In this exercise, return the whole listing exactly, excluding any images.

--- Start of Given records ---

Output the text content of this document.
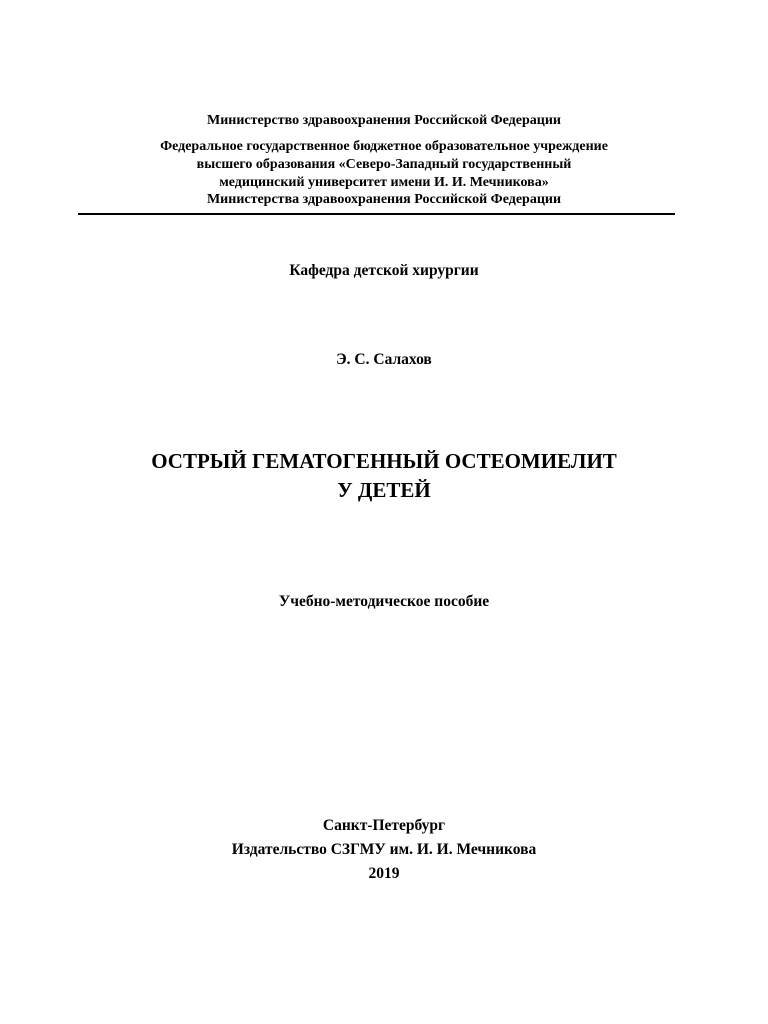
Министерство здравоохранения Российской Федерации
Федеральное государственное бюджетное образовательное учреждение
высшего образования «Северо-Западный государственный
медицинский университет имени И. И. Мечникова»
Министерства здравоохранения Российской Федерации
Кафедра детской хирургии
Э. С. Салахов
ОСТРЫЙ ГЕМАТОГЕННЫЙ ОСТЕОМИЕЛИТ
У ДЕТЕЙ
Учебно-методическое пособие
Санкт-Петербург
Издательство СЗГМУ им. И. И. Мечникова
2019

--- End of Given records ---

Exercise result
Output the text content of this document.
Министерство здравоохранения Российской Федерации
Федеральное государственное бюджетное образовательное учреждение
высшего образования «Северо-Западный государственный
медицинский университет имени И. И. Мечникова»
Министерства здравоохранения Российской Федерации
Кафедра детской хирургии
Э. С. Салахов
ОСТРЫЙ ГЕМАТОГЕННЫЙ ОСТЕОМИЕЛИТ
У ДЕТЕЙ
Учебно-методическое пособие
Санкт-Петербург
Издательство СЗГМУ им. И. И. Мечникова
2019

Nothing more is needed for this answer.